» WHAT IS EXPECTED
Report the number of lines that include "perianal", with no additional text.

►

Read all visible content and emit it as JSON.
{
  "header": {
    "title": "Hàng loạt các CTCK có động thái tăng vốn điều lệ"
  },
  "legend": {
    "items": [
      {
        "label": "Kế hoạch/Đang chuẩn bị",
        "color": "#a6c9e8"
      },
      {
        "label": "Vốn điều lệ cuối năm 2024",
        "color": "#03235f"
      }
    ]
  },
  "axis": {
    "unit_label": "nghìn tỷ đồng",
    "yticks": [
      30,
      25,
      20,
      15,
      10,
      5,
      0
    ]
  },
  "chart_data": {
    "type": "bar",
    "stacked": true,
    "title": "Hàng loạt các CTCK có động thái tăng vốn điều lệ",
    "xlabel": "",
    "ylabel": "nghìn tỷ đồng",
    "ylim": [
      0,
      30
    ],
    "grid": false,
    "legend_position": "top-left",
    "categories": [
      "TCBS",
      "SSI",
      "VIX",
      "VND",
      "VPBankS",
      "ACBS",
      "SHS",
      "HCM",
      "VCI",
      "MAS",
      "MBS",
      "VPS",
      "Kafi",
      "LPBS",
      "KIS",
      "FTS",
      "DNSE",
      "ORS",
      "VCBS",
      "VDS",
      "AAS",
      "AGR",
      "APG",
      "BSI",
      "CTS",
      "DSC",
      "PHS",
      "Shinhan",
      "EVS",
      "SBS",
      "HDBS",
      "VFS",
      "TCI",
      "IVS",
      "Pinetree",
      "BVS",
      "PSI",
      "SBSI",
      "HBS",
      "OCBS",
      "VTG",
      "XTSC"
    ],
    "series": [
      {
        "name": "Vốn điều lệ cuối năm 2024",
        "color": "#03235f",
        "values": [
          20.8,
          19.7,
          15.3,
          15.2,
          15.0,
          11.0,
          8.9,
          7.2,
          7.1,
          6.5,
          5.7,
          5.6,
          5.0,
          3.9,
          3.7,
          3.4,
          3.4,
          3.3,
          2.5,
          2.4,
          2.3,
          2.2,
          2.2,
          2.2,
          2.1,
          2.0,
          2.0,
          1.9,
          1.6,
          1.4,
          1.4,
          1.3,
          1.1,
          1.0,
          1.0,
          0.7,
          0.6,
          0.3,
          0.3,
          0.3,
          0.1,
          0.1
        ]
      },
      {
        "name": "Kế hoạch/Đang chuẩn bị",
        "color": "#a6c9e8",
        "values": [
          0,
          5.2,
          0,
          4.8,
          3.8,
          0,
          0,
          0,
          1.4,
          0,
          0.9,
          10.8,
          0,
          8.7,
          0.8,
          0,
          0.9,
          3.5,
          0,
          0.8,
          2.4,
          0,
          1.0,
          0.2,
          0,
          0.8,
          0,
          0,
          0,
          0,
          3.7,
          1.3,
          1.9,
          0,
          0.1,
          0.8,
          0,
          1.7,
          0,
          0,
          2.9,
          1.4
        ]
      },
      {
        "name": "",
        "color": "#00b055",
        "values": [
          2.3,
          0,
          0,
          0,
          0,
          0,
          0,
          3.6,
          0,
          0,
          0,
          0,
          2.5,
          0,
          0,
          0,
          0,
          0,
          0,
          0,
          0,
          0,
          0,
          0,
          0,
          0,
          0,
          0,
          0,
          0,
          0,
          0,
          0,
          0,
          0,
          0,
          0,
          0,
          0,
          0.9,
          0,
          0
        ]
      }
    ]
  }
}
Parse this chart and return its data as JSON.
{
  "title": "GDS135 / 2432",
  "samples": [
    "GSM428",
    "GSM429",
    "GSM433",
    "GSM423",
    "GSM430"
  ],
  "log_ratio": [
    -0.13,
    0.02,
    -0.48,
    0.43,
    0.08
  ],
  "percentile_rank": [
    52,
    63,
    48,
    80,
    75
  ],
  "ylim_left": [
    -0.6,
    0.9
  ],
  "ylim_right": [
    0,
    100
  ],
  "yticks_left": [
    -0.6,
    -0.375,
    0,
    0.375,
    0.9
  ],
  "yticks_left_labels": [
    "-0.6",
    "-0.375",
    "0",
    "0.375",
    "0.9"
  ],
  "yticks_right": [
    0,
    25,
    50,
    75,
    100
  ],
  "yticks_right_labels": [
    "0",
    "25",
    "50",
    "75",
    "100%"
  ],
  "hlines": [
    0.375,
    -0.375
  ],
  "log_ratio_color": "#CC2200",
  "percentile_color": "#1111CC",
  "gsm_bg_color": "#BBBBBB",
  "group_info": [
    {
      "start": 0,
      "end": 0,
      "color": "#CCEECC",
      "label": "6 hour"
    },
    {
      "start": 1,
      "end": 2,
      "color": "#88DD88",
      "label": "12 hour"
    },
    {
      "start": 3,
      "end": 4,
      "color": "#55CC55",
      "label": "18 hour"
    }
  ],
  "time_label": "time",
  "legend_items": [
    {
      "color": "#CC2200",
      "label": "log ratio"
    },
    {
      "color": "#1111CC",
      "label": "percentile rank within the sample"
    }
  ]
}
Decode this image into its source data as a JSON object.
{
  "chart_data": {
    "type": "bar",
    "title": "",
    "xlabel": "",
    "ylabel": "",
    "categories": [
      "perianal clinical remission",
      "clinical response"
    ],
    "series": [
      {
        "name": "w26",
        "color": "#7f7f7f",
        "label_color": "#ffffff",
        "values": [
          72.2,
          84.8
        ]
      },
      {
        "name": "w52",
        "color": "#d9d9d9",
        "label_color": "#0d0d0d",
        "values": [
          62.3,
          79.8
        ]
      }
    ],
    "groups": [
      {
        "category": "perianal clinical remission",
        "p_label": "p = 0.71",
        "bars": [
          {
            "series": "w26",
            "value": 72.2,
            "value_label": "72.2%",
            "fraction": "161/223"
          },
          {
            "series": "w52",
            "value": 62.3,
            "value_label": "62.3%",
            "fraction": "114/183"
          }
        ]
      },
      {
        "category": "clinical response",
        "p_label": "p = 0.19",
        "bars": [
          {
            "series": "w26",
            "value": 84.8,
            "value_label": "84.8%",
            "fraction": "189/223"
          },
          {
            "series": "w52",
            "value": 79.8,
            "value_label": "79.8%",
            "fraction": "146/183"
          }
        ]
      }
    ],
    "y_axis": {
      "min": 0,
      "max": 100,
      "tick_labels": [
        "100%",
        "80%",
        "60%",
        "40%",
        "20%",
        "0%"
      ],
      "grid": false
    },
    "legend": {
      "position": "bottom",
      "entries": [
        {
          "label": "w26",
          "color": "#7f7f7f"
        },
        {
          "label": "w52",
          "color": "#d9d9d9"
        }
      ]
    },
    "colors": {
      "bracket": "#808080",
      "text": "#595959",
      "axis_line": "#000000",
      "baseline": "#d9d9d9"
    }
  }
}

◄

» ANSWER
2